Material for this task:

—————

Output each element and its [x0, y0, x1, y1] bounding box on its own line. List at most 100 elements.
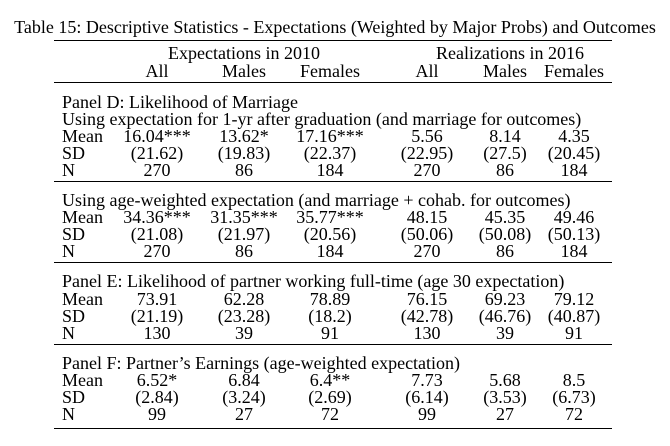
section-rule — [54, 181, 612, 182]
section-title: Panel D: Likelihood of Marriage — [62, 92, 298, 112]
table-cell: (50.13) — [547, 224, 601, 244]
table-cell: 7.73 — [411, 370, 443, 390]
row-label: Mean — [62, 207, 103, 227]
table-cell: (22.95) — [400, 143, 454, 163]
column-header: Females — [300, 61, 360, 81]
table-cell: 270 — [413, 241, 441, 261]
table-cell: 35.77*** — [296, 207, 364, 227]
table-cell: (6.14) — [405, 387, 449, 407]
table-cell: 86 — [235, 241, 253, 261]
row-label: Mean — [62, 126, 103, 146]
table-cell: 39 — [235, 323, 253, 343]
column-header: All — [415, 61, 439, 81]
table-cell: (20.45) — [547, 143, 601, 163]
table-cell: 8.14 — [489, 126, 521, 146]
table-cell: 99 — [418, 404, 436, 424]
table-cell: 86 — [496, 160, 514, 180]
table-cell: (42.78) — [400, 306, 454, 326]
table-cell: 45.35 — [484, 207, 526, 227]
row-label: Mean — [62, 370, 103, 390]
section-title: Panel F: Partner’s Earnings (age-weighte… — [62, 353, 461, 373]
table-cell: 34.36*** — [123, 207, 191, 227]
table-cell: (23.28) — [217, 306, 271, 326]
row-label: N — [62, 323, 75, 343]
section-rule — [54, 262, 612, 263]
section-rule — [54, 344, 612, 345]
table-cell: (6.73) — [552, 387, 596, 407]
column-header: Females — [544, 61, 604, 81]
table-cell: 270 — [143, 241, 171, 261]
table-cell: 16.04*** — [123, 126, 191, 146]
table-cell: (3.53) — [483, 387, 527, 407]
row-label: SD — [62, 143, 86, 163]
table-cell: 79.12 — [553, 289, 595, 309]
table-cell: (21.08) — [130, 224, 184, 244]
row-label: N — [62, 241, 75, 261]
table-cell: 72 — [321, 404, 339, 424]
table-cell: (50.08) — [478, 224, 532, 244]
table-cell: 27 — [496, 404, 514, 424]
header-rule — [54, 82, 612, 83]
table-cell: 48.15 — [406, 207, 448, 227]
table-cell: (2.84) — [135, 387, 179, 407]
table-cell: 62.28 — [223, 289, 265, 309]
table-cell: (20.56) — [303, 224, 357, 244]
table-cell: (46.76) — [478, 306, 532, 326]
table-cell: 39 — [496, 323, 514, 343]
table-cell: 184 — [316, 160, 344, 180]
table-cell: 130 — [413, 323, 441, 343]
table-cell: 8.5 — [562, 370, 586, 390]
column-header: All — [145, 61, 169, 81]
table-cell: (21.19) — [130, 306, 184, 326]
table-cell: 270 — [413, 160, 441, 180]
section-title: Panel E: Likelihood of partner working f… — [62, 271, 565, 291]
section-title: Using age-weighted expectation (and marr… — [62, 190, 571, 210]
table-cell: 5.68 — [489, 370, 521, 390]
table-cell: 99 — [148, 404, 166, 424]
table-cell: 184 — [316, 241, 344, 261]
table-cell: 49.46 — [553, 207, 595, 227]
table-cell: 6.52* — [136, 370, 178, 390]
table-cell: 72 — [565, 404, 583, 424]
group-header-expectations: Expectations in 2010 — [168, 43, 320, 63]
table-cell: 5.56 — [411, 126, 443, 146]
table-cell: 130 — [143, 323, 171, 343]
column-header: Males — [222, 61, 266, 81]
row-label: SD — [62, 387, 86, 407]
group-header-realizations: Realizations in 2016 — [436, 43, 584, 63]
table-cell: 4.35 — [558, 126, 590, 146]
table-caption: Table 15: Descriptive Statistics - Expec… — [14, 17, 656, 37]
table-cell: 31.35*** — [210, 207, 278, 227]
table-cell: 91 — [565, 323, 583, 343]
table-cell: 73.91 — [136, 289, 178, 309]
table-cell: (21.97) — [217, 224, 271, 244]
row-label: SD — [62, 224, 86, 244]
table-cell: (50.06) — [400, 224, 454, 244]
table-cell: 13.62* — [219, 126, 269, 146]
table-cell: 6.84 — [228, 370, 260, 390]
row-label: N — [62, 404, 75, 424]
table-cell: 270 — [143, 160, 171, 180]
row-label: SD — [62, 306, 86, 326]
column-header: Males — [483, 61, 527, 81]
table-cell: 76.15 — [406, 289, 448, 309]
table-cell: 17.16*** — [296, 126, 364, 146]
table-cell: (40.87) — [547, 306, 601, 326]
row-label: N — [62, 160, 75, 180]
table-cell: (22.37) — [303, 143, 357, 163]
table-cell: (2.69) — [308, 387, 352, 407]
table-cell: 184 — [560, 241, 588, 261]
table-cell: 91 — [321, 323, 339, 343]
table-cell: (3.24) — [222, 387, 266, 407]
top-rule — [54, 40, 612, 41]
table-cell: (21.62) — [130, 143, 184, 163]
table-cell: (18.2) — [308, 306, 352, 326]
table-cell: (27.5) — [483, 143, 527, 163]
section-subtitle: Using expectation for 1-yr after graduat… — [62, 109, 582, 129]
row-label: Mean — [62, 289, 103, 309]
table-cell: 69.23 — [484, 289, 526, 309]
bottom-rule — [54, 428, 612, 429]
table-cell: (19.83) — [217, 143, 271, 163]
table-cell: 86 — [235, 160, 253, 180]
table-cell: 6.4** — [309, 370, 351, 390]
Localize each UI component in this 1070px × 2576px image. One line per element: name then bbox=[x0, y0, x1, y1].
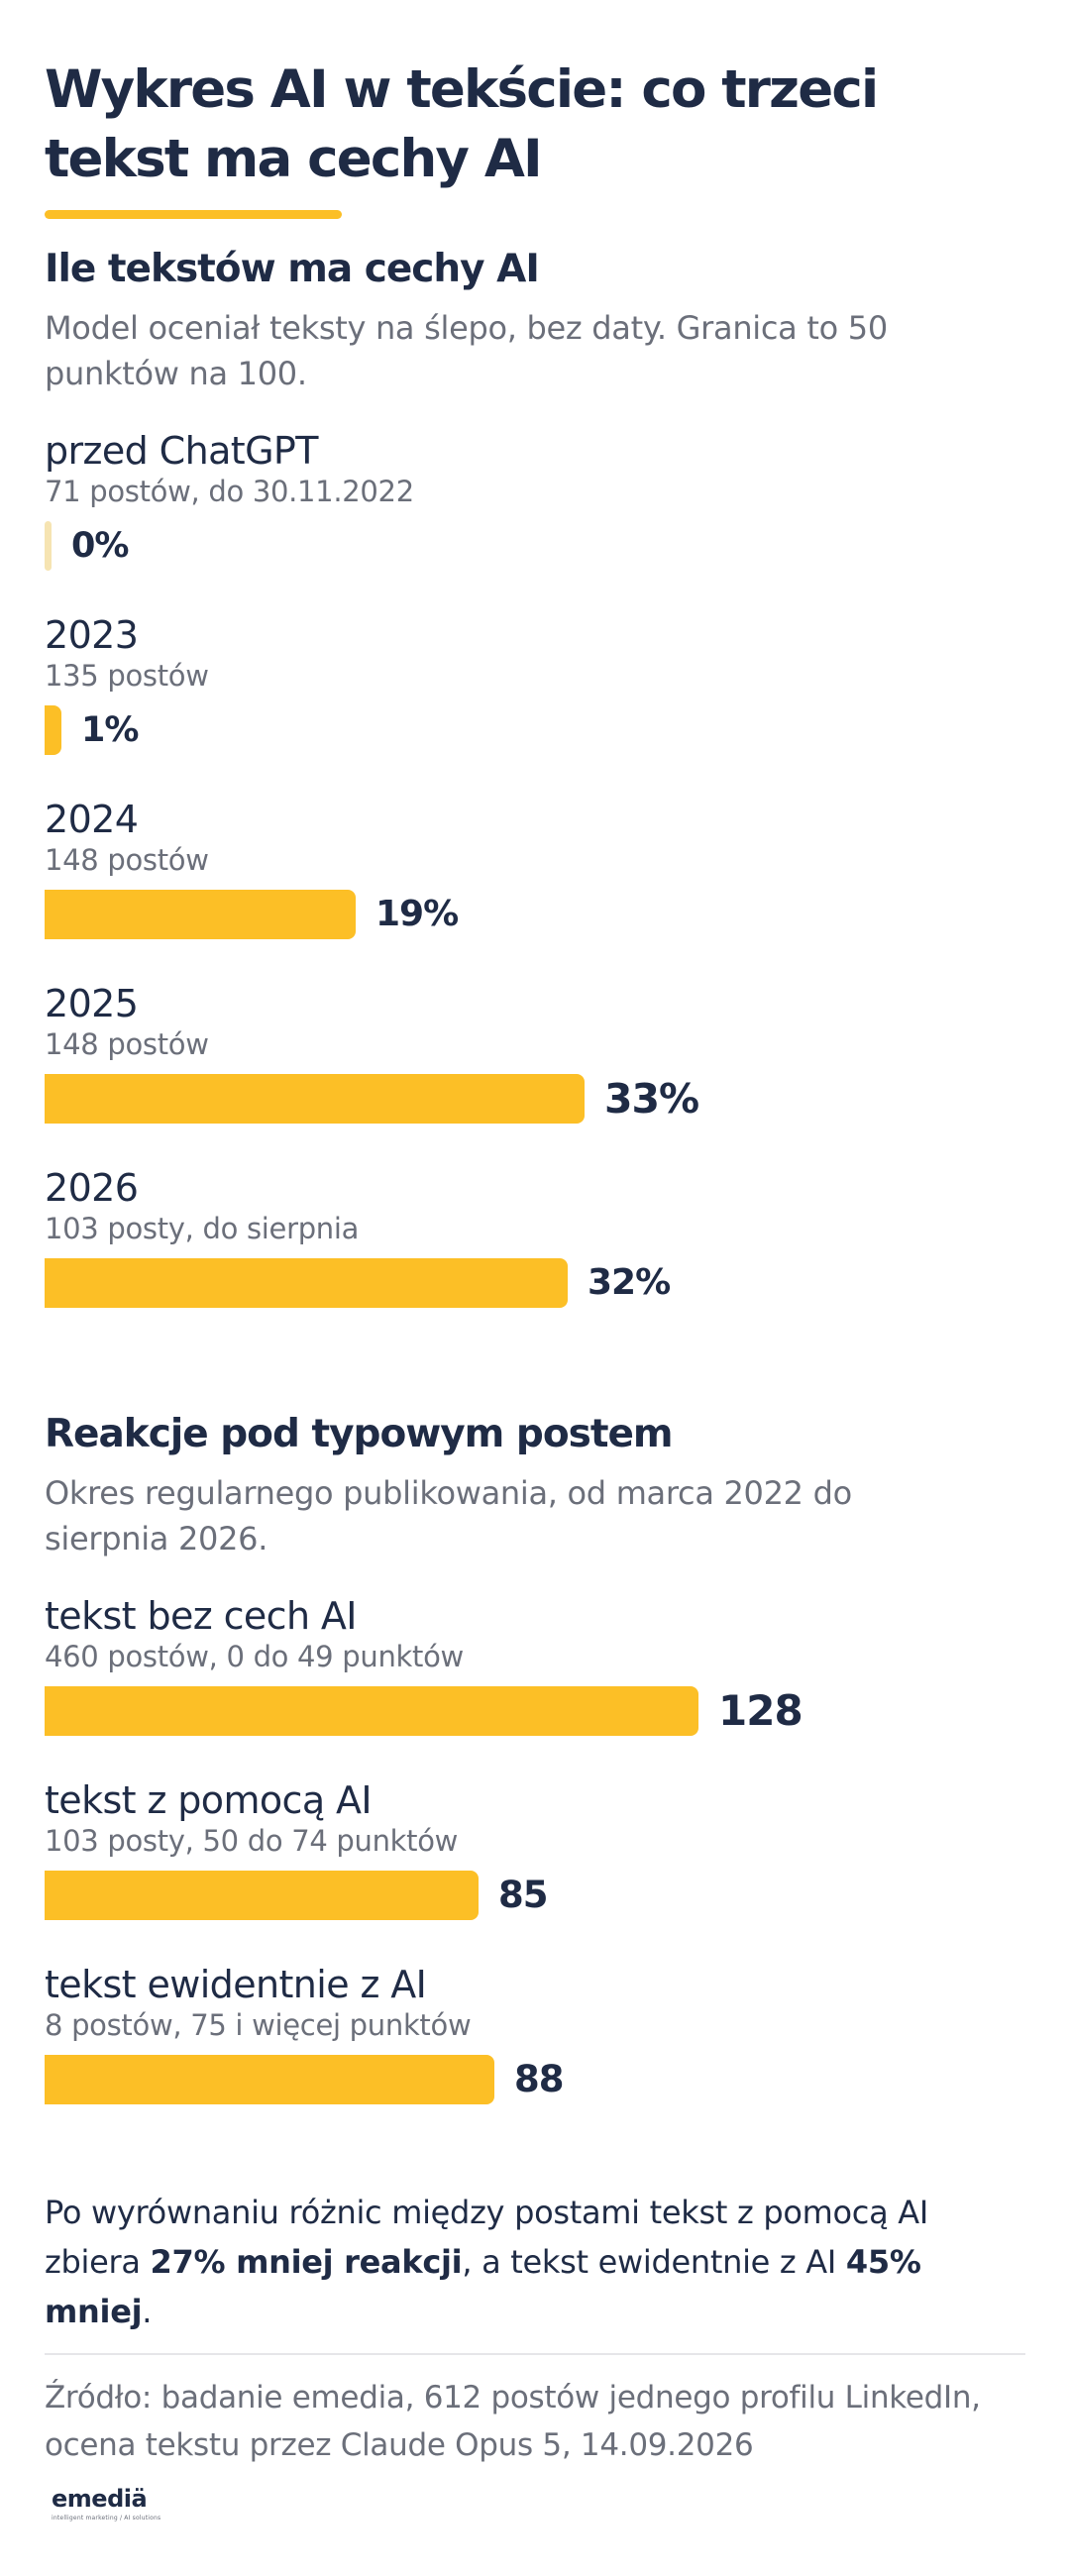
bar-value-label: 85 bbox=[498, 1874, 548, 1916]
bar-row: 33% bbox=[45, 1074, 1025, 1124]
category-label: 2023 bbox=[45, 613, 139, 657]
bar-item: tekst bez cech AI 460 postów, 0 do 49 pun… bbox=[45, 1593, 1025, 1762]
category-label: tekst z pomocą AI bbox=[45, 1778, 373, 1822]
bar-value-label: 33% bbox=[604, 1075, 699, 1123]
bar bbox=[45, 1871, 479, 1920]
bar-value-label: 19% bbox=[375, 894, 459, 934]
emedia-logo: emediä intelligent marketing / AI soluti… bbox=[52, 2485, 160, 2522]
title-underline bbox=[45, 210, 342, 219]
category-label: 2024 bbox=[45, 798, 139, 841]
summary-part-2: , a tekst ewidentnie z AI bbox=[462, 2243, 846, 2281]
category-label: tekst ewidentnie z AI bbox=[45, 1963, 427, 2006]
summary-text: Po wyrównaniu różnic między postami teks… bbox=[45, 2188, 1016, 2336]
category-note: 460 postów, 0 do 49 punktów bbox=[45, 1640, 464, 1673]
divider bbox=[45, 2353, 1025, 2355]
category-label: 2026 bbox=[45, 1166, 139, 1210]
summary-part-1: Po wyrównaniu różnic między postami teks… bbox=[45, 2194, 928, 2281]
chart-2-title: Reakcje pod typowym postem bbox=[45, 1412, 674, 1456]
summary-highlight-2: 45% mniej bbox=[45, 2243, 921, 2330]
bar-value-label: 88 bbox=[514, 2058, 564, 2100]
bar-item: 2026 103 posty, do sierpnia 32% bbox=[45, 1165, 1025, 1334]
logo-wordmark: emediä bbox=[52, 2485, 148, 2513]
bar bbox=[45, 705, 61, 755]
bar bbox=[45, 1258, 568, 1308]
summary-highlight-1: 27% mniej reakcji bbox=[150, 2243, 463, 2281]
bar bbox=[45, 1686, 698, 1736]
category-note: 71 postów, do 30.11.2022 bbox=[45, 475, 414, 508]
bar-row: 1% bbox=[45, 705, 1025, 755]
bar-row: 0% bbox=[45, 521, 1025, 571]
category-note: 103 posty, 50 do 74 punktów bbox=[45, 1824, 459, 1858]
bar-row: 88 bbox=[45, 2055, 1025, 2104]
bar-item: tekst ewidentnie z AI 8 postów, 75 i więc… bbox=[45, 1962, 1025, 2130]
bar-item: tekst z pomocą AI 103 posty, 50 do 74 pun… bbox=[45, 1777, 1025, 1946]
category-note: 103 posty, do sierpnia bbox=[45, 1212, 360, 1245]
category-label: tekst bez cech AI bbox=[45, 1594, 358, 1638]
chart-2-subtitle: Okres regularnego publikowania, od marca… bbox=[45, 1474, 852, 1557]
category-note: 8 postów, 75 i więcej punktów bbox=[45, 2008, 472, 2042]
chart-1-subtitle: Model oceniał teksty na ślepo, bez daty.… bbox=[45, 309, 888, 392]
category-note: 148 postów bbox=[45, 1027, 209, 1061]
bar bbox=[45, 521, 52, 571]
bar-value-label: 32% bbox=[588, 1262, 671, 1303]
bar-item: przed ChatGPT 71 postów, do 30.11.2022 0% bbox=[45, 428, 1025, 596]
chart-1-title: Ile tekstów ma cechy AI bbox=[45, 247, 540, 291]
bar-row: 32% bbox=[45, 1258, 1025, 1308]
logo-tagline: intelligent marketing / AI solutions bbox=[52, 2515, 161, 2522]
summary-part-3: . bbox=[142, 2293, 153, 2330]
bar-row: 19% bbox=[45, 890, 1025, 939]
bar-row: 85 bbox=[45, 1871, 1025, 1920]
bar-value-label: 1% bbox=[81, 710, 139, 750]
bar bbox=[45, 890, 356, 939]
bar-value-label: 128 bbox=[718, 1686, 803, 1735]
category-note: 135 postów bbox=[45, 659, 209, 693]
page-title: Wykres AI w tekście: co trzeci tekst ma … bbox=[45, 59, 879, 189]
bar bbox=[45, 1074, 585, 1124]
bar-item: 2023 135 postów 1% bbox=[45, 612, 1025, 781]
category-note: 148 postów bbox=[45, 843, 209, 877]
category-label: przed ChatGPT bbox=[45, 429, 318, 473]
bar-row: 128 bbox=[45, 1686, 1025, 1736]
bar-value-label: 0% bbox=[71, 526, 129, 566]
bar-item: 2024 148 postów 19% bbox=[45, 797, 1025, 965]
bar-item: 2025 148 postów 33% bbox=[45, 981, 1025, 1149]
category-label: 2025 bbox=[45, 982, 139, 1025]
source-note: Źródło: badanie emedia, 612 postów jedne… bbox=[45, 2380, 981, 2463]
bar bbox=[45, 2055, 494, 2104]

—————

Work to complete: Update the lines of the material from the one containing "bar-value-label: 85 bbox=[498, 1874, 548, 1916]" through the one containing "bar-item: 2026 103", inclusive, so that "category-label" becomes "category-name" with everything else unchanged. Return only those lines.

Task result:
bar-value-label: 85 bbox=[498, 1874, 548, 1916]
bar-row: 33% bbox=[45, 1074, 1025, 1124]
category-name: 2023 bbox=[45, 613, 139, 657]
bar-item: tekst bez cech AI 460 postów, 0 do 49 pun… bbox=[45, 1593, 1025, 1762]
category-name: tekst z pomocą AI bbox=[45, 1778, 373, 1822]
bar-value-label: 33% bbox=[604, 1075, 699, 1123]
bar bbox=[45, 1871, 479, 1920]
bar-value-label: 19% bbox=[375, 894, 459, 934]
emedia-logo: emediä intelligent marketing / AI soluti… bbox=[52, 2485, 160, 2522]
title-underline bbox=[45, 210, 342, 219]
category-name: 2024 bbox=[45, 798, 139, 841]
summary-part-2: , a tekst ewidentnie z AI bbox=[462, 2243, 846, 2281]
category-name: tekst ewidentnie z AI bbox=[45, 1963, 427, 2006]
summary-text: Po wyrównaniu różnic między postami teks… bbox=[45, 2188, 1016, 2336]
category-note: 460 postów, 0 do 49 punktów bbox=[45, 1640, 464, 1673]
divider bbox=[45, 2353, 1025, 2355]
category-name: 2026 bbox=[45, 1166, 139, 1210]
summary-part-1: Po wyrównaniu różnic między postami teks… bbox=[45, 2194, 928, 2281]
chart-2-title: Reakcje pod typowym postem bbox=[45, 1412, 674, 1456]
summary-highlight-2: 45% mniej bbox=[45, 2243, 921, 2330]
bar-value-label: 88 bbox=[514, 2058, 564, 2100]
bar-item: 2026 103 posty, do sierpnia 32% bbox=[45, 1165, 1025, 1334]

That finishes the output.